Task statement »
Count the lines in the entries below that include the word "this". Give nothing but the number.
═══
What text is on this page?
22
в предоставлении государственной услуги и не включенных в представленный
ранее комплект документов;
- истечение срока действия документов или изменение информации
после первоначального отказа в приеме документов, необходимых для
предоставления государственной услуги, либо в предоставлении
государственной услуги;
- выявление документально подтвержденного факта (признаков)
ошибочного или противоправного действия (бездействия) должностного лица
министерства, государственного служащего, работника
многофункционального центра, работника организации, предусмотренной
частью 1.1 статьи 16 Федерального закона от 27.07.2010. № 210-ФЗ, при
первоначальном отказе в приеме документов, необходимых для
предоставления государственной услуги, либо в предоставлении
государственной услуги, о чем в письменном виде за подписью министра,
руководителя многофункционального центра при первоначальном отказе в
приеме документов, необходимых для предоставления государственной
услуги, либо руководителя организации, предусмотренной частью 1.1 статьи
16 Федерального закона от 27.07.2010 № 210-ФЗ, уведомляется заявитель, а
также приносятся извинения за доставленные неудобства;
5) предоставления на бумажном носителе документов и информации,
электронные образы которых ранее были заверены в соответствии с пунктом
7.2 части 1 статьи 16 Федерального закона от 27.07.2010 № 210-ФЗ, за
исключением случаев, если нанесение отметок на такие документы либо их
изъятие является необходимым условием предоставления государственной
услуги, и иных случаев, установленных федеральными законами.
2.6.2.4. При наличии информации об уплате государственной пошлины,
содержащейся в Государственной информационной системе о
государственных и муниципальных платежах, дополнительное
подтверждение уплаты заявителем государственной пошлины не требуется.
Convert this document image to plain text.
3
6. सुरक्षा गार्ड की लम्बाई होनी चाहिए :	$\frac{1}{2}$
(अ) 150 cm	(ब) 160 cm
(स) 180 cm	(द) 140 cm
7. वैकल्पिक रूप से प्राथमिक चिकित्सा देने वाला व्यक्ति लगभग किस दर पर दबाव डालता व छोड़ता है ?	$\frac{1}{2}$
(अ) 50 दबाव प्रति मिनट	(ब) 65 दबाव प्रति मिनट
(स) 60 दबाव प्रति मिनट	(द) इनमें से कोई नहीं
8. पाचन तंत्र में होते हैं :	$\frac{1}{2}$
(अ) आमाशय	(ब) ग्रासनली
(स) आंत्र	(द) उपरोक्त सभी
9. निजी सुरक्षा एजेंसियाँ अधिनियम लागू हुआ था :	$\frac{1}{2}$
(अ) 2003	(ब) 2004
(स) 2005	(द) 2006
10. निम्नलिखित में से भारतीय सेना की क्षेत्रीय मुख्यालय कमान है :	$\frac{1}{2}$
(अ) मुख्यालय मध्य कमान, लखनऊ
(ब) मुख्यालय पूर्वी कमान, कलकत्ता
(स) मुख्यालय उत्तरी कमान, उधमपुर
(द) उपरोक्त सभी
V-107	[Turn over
═══
Solution »
2